Problem to solve -> Copy out every line in the entries below that includes "half".

════════════════

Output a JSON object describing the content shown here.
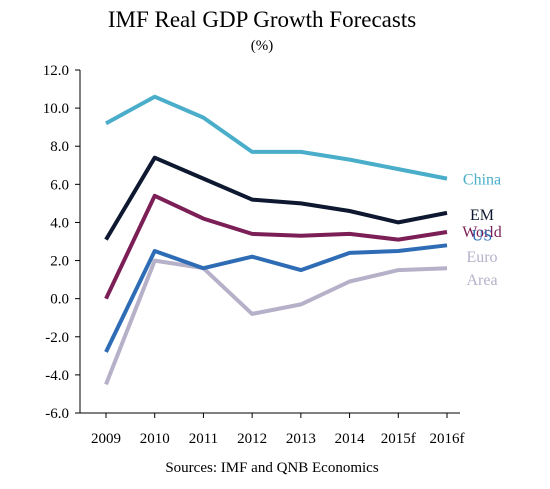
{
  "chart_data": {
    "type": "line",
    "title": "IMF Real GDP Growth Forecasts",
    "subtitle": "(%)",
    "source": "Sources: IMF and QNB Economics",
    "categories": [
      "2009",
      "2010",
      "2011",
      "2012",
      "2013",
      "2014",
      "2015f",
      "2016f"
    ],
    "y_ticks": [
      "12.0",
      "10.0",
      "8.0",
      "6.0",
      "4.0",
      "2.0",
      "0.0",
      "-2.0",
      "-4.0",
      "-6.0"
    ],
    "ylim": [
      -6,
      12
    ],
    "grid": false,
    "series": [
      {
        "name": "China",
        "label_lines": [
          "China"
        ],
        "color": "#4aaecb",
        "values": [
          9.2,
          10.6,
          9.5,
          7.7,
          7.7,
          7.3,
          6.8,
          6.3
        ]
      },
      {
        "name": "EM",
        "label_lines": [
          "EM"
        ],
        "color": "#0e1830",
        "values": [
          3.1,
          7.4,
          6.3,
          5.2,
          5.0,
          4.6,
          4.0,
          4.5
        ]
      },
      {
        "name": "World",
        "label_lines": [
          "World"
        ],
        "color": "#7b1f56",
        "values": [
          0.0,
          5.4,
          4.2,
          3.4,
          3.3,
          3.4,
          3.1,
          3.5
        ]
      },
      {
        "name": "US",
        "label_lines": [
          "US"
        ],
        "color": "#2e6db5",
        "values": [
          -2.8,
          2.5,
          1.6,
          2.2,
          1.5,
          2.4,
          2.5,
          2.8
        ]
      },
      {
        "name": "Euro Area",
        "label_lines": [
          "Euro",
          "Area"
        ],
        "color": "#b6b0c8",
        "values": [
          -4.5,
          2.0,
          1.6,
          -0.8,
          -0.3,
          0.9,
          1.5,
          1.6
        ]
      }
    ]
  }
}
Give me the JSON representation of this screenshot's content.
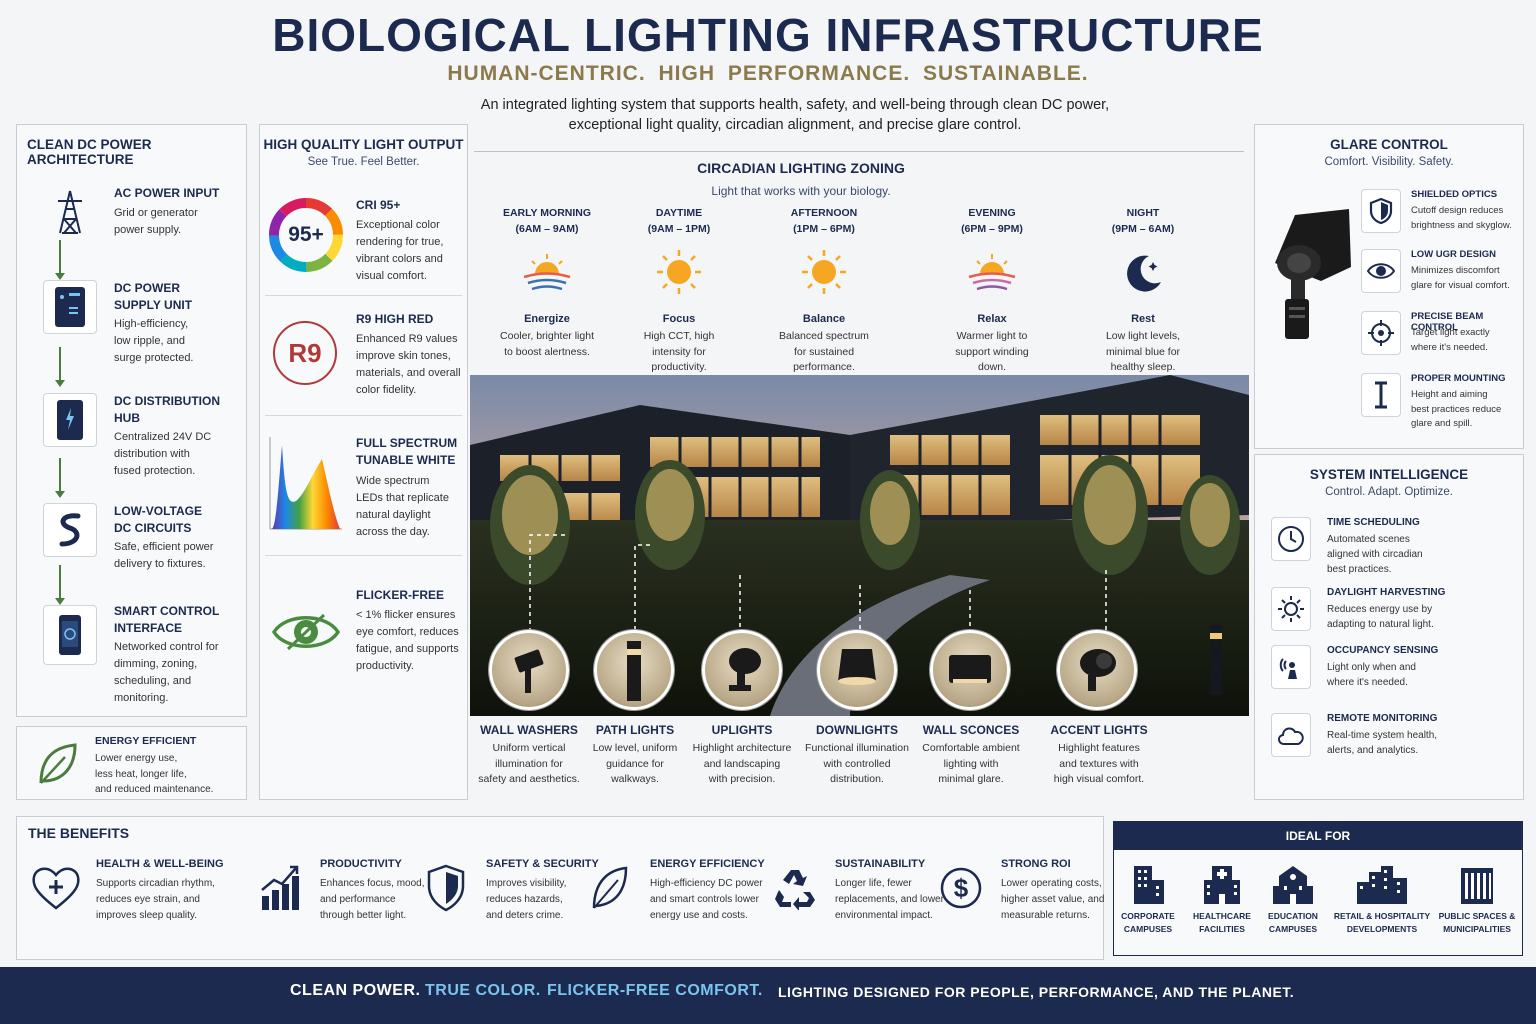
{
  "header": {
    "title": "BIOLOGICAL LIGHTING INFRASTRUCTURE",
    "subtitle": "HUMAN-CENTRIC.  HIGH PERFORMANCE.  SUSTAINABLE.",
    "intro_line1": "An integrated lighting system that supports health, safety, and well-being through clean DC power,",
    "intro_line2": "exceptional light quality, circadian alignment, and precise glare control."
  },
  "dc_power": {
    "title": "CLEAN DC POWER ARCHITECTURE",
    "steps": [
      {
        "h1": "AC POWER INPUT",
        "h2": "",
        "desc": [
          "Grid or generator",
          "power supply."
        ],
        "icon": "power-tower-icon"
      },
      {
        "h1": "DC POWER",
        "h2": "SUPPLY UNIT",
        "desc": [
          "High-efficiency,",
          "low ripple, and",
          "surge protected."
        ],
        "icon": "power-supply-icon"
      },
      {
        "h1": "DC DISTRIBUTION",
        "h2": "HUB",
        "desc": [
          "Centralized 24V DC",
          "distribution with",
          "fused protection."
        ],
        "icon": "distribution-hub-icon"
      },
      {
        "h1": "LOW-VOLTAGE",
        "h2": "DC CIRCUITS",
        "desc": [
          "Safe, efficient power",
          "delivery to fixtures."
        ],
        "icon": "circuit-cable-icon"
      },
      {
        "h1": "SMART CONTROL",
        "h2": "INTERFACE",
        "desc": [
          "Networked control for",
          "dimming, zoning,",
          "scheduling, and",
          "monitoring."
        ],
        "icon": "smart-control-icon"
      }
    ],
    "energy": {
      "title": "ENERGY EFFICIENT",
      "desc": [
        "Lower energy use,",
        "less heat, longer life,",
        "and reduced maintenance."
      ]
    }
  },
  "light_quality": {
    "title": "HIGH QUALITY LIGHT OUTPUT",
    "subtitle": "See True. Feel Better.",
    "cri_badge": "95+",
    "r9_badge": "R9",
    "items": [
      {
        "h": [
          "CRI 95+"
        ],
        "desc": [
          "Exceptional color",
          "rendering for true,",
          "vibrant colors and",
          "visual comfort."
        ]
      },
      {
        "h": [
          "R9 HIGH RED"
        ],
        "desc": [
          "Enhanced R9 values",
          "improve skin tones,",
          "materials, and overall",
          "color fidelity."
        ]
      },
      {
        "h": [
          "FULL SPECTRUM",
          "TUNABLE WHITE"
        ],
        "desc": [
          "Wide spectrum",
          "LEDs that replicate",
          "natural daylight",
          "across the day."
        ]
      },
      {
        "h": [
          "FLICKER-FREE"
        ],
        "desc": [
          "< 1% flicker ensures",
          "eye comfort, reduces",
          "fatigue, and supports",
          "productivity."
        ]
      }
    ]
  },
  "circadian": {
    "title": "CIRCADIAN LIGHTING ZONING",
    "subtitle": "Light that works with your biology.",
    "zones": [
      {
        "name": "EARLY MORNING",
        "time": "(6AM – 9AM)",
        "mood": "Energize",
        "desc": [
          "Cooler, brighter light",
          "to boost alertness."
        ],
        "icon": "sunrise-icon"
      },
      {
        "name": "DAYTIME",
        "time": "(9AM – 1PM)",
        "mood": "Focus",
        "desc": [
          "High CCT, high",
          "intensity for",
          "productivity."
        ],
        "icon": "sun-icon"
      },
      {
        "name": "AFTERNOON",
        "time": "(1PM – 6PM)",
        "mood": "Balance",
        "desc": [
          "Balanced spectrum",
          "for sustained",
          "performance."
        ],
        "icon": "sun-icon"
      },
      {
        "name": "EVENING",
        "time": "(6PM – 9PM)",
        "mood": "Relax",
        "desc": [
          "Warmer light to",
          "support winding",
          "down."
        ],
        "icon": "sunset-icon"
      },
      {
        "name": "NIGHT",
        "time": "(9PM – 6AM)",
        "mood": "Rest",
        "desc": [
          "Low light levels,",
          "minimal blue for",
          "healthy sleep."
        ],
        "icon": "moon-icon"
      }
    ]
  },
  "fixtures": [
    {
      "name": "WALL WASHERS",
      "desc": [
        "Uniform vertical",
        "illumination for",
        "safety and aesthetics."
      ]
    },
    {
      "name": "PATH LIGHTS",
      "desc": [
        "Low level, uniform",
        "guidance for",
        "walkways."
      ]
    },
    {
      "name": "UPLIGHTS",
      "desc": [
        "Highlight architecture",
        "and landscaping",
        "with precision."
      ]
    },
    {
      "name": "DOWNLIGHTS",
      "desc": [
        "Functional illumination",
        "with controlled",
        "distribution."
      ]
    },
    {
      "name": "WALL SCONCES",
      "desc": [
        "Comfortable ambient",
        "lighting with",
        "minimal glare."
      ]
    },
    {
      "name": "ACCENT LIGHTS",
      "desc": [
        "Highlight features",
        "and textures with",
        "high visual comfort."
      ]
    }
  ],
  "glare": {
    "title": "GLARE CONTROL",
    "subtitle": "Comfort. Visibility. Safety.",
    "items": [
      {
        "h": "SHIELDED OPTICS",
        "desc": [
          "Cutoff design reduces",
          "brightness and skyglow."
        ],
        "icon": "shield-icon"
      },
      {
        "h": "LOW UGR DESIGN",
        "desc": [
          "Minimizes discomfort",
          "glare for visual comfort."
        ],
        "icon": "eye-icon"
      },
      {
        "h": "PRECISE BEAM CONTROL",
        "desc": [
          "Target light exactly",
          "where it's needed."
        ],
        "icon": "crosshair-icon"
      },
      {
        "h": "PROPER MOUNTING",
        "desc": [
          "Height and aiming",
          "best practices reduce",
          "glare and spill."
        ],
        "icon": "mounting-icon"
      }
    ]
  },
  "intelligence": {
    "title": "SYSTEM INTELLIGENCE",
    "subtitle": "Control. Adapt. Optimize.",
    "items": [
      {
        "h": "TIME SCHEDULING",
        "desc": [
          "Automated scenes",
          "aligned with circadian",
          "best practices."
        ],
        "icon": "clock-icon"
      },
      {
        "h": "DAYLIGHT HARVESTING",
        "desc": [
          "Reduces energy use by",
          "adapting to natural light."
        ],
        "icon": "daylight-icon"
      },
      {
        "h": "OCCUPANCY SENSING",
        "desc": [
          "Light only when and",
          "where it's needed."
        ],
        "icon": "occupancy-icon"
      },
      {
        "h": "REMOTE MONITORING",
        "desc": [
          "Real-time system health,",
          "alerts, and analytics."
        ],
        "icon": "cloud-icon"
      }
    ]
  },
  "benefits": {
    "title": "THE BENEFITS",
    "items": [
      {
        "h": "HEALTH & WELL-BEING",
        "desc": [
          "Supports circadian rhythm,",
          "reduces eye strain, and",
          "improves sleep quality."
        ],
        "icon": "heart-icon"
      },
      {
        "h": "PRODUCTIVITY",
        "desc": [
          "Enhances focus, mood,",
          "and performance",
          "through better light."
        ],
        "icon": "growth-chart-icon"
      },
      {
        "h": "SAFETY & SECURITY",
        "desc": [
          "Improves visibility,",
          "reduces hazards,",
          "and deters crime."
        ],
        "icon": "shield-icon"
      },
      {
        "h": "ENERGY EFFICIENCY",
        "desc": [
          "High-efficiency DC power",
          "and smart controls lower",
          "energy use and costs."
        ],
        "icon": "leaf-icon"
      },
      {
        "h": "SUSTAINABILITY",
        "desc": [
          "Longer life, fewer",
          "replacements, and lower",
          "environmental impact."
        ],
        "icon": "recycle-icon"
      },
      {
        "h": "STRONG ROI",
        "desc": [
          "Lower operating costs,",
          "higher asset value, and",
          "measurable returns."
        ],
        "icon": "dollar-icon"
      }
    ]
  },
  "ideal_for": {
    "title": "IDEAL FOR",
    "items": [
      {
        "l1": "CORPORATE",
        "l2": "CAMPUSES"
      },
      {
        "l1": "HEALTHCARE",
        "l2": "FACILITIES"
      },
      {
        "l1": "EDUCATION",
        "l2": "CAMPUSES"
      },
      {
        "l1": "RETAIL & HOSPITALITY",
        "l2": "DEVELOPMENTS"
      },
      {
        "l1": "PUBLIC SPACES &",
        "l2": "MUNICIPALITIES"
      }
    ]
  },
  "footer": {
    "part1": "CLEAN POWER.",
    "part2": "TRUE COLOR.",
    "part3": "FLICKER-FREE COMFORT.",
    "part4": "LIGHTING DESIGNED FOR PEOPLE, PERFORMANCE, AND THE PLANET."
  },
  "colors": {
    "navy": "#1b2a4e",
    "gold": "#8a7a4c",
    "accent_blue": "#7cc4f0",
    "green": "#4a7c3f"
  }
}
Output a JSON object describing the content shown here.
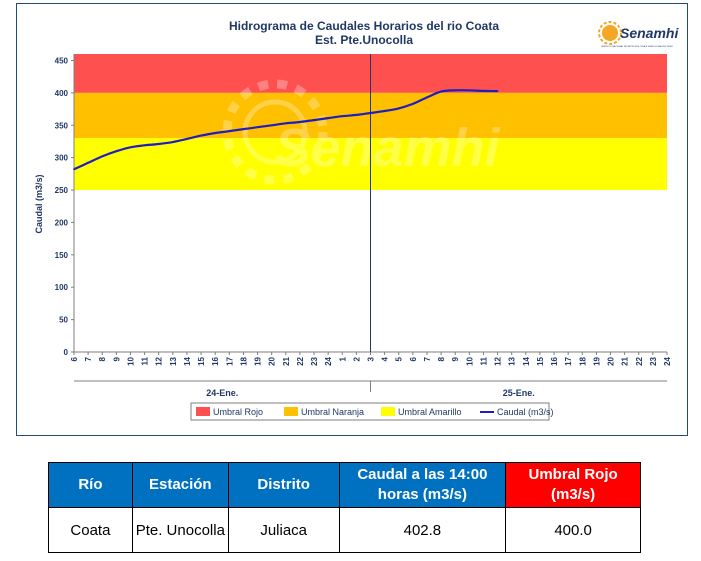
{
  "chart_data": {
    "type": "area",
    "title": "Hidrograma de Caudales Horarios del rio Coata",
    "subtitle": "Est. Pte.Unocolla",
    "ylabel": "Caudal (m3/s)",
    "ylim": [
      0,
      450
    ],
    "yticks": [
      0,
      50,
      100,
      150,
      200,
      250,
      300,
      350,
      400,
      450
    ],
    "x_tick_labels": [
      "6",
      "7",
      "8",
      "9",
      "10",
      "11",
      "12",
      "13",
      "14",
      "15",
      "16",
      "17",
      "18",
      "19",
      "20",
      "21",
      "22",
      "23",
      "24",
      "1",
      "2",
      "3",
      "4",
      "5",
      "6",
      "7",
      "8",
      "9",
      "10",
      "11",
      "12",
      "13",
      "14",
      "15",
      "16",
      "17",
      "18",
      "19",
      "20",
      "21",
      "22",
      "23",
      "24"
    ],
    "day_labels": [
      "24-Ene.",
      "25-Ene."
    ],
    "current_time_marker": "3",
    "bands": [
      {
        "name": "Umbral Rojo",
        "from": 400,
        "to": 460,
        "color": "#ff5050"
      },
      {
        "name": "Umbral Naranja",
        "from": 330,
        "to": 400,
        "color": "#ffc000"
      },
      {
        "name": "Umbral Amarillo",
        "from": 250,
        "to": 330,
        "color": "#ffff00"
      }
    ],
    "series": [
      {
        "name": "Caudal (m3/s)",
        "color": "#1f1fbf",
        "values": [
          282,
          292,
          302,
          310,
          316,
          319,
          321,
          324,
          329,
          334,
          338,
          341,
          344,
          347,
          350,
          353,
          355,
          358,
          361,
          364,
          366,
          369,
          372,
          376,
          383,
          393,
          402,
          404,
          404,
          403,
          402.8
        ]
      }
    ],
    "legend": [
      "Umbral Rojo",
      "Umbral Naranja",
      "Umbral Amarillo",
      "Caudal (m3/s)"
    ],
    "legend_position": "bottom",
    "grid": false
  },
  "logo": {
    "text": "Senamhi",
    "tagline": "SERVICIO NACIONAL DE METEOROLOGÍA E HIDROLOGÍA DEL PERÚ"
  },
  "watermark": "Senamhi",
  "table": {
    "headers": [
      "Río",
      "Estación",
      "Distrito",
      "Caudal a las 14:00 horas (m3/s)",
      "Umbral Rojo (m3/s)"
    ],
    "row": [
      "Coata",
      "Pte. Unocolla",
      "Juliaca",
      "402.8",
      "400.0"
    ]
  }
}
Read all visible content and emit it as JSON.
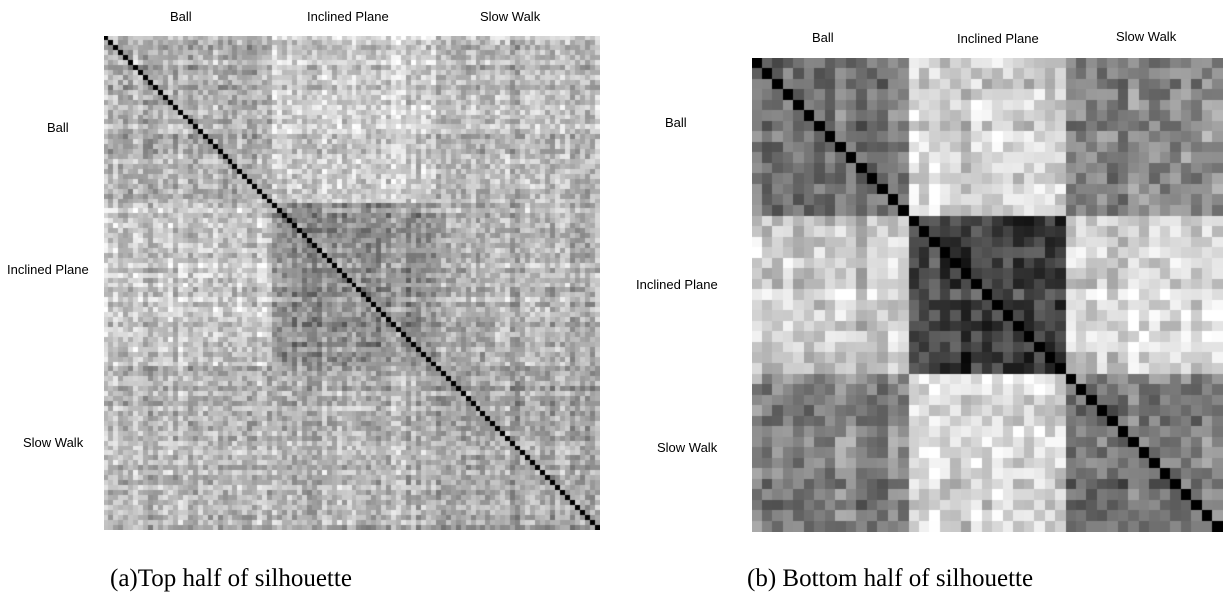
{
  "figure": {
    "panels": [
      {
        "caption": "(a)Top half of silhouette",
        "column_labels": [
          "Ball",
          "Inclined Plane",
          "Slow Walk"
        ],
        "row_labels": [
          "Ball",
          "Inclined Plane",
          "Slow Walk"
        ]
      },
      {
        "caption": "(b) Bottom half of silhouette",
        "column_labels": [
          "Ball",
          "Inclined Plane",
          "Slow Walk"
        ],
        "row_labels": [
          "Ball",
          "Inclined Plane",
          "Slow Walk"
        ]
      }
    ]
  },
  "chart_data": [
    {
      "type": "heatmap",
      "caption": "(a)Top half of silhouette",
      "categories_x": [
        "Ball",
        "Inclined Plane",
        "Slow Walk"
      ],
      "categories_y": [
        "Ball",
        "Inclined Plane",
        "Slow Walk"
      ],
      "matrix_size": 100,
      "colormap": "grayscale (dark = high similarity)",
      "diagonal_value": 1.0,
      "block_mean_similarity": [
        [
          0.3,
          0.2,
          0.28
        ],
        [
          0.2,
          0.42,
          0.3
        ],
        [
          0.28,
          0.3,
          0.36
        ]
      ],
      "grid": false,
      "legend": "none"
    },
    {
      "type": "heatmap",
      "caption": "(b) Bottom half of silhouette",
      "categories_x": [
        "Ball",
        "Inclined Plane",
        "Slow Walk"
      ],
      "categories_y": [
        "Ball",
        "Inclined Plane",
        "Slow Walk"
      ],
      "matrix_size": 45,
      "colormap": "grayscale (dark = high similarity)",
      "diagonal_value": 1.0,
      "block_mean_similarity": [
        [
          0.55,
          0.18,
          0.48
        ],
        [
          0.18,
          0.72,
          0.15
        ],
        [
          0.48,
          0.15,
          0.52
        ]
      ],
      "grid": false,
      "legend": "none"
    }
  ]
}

════════════════

Expected answer ->
        "caption": "(a)Top half of silhouette",
        "caption": "(b) Bottom half of silhouette",
      "caption": "(a)Top half of silhouette",
      "caption": "(b) Bottom half of silhouette",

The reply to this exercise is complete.